### Recorded data
===

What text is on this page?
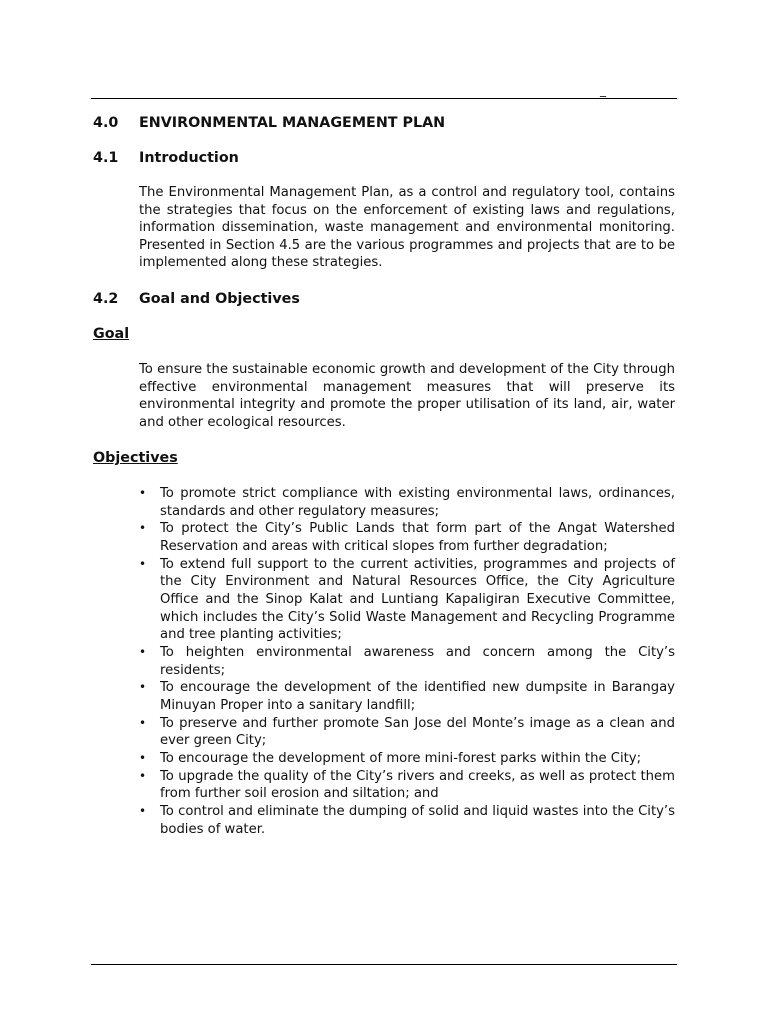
_
4.0 ENVIRONMENTAL MANAGEMENT PLAN
4.1 Introduction

The Environmental Management Plan, as a control and regulatory tool, contains the strategies that focus on the enforcement of existing laws and regulations, information dissemination, waste management and environmental monitoring. Presented in Section 4.5 are the various programmes and projects that are to be implemented along these strategies.

4.2 Goal and Objectives
Goal

To ensure the sustainable economic growth and development of the City through effective environmental management measures that will preserve its environmental integrity and promote the proper utilisation of its land, air, water and other ecological resources.

Objectives
• To promote strict compliance with existing environmental laws, ordinances, standards and other regulatory measures;
• To protect the City’s Public Lands that form part of the Angat Watershed Reservation and areas with critical slopes from further degradation;
• To extend full support to the current activities, programmes and projects of the City Environment and Natural Resources Office, the City Agriculture Office and the Sinop Kalat and Luntiang Kapaligiran Executive Committee, which includes the City’s Solid Waste Management and Recycling Programme and tree planting activities;
• To heighten environmental awareness and concern among the City’s residents;
• To encourage the development of the identified new dumpsite in Barangay Minuyan Proper into a sanitary landfill;
• To preserve and further promote San Jose del Monte’s image as a clean and ever green City;
• To encourage the development of more mini-forest parks within the City;
• To upgrade the quality of the City’s rivers and creeks, as well as protect them from further soil erosion and siltation; and
• To control and eliminate the dumping of solid and liquid wastes into the City’s bodies of water.
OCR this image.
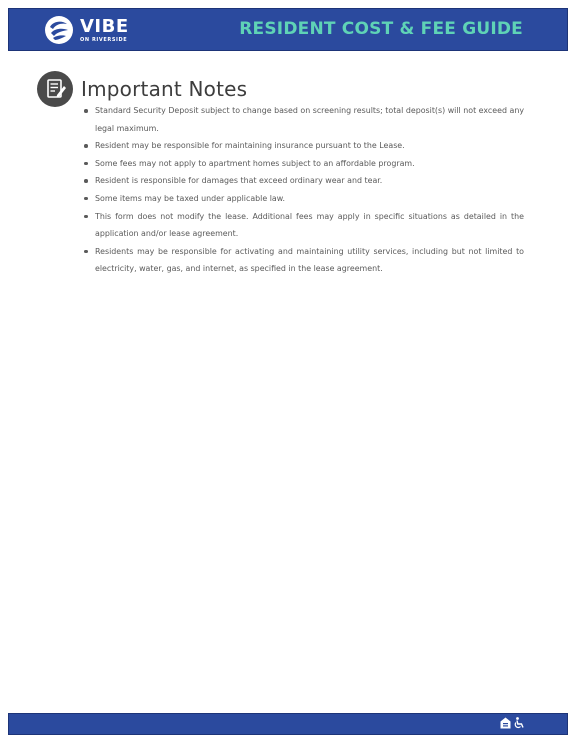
VIBE
ON RIVERSIDE
RESIDENT COST & FEE GUIDE
Important Notes
Standard Security Deposit subject to change based on screening results; total deposit(s) will not exceed any legal maximum.
Resident may be responsible for maintaining insurance pursuant to the Lease.
Some fees may not apply to apartment homes subject to an affordable program.
Resident is responsible for damages that exceed ordinary wear and tear.
Some items may be taxed under applicable law.
This form does not modify the lease. Additional fees may apply in specific situations as detailed in the application and/or lease agreement.
Residents may be responsible for activating and maintaining utility services, including but not limited to electricity, water, gas, and internet, as specified in the lease agreement.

===

### EXERCISE PROMPT
Check each line above for the string "further", then copy the ones that have it.

### EXERCISE ANSWER
• To protect the City’s Public Lands that form part of the Angat Watershed Reservation and areas with critical slopes from further degradation;
• To preserve and further promote San Jose del Monte’s image as a clean and ever green City;
• To upgrade the quality of the City’s rivers and creeks, as well as protect them from further soil erosion and siltation; and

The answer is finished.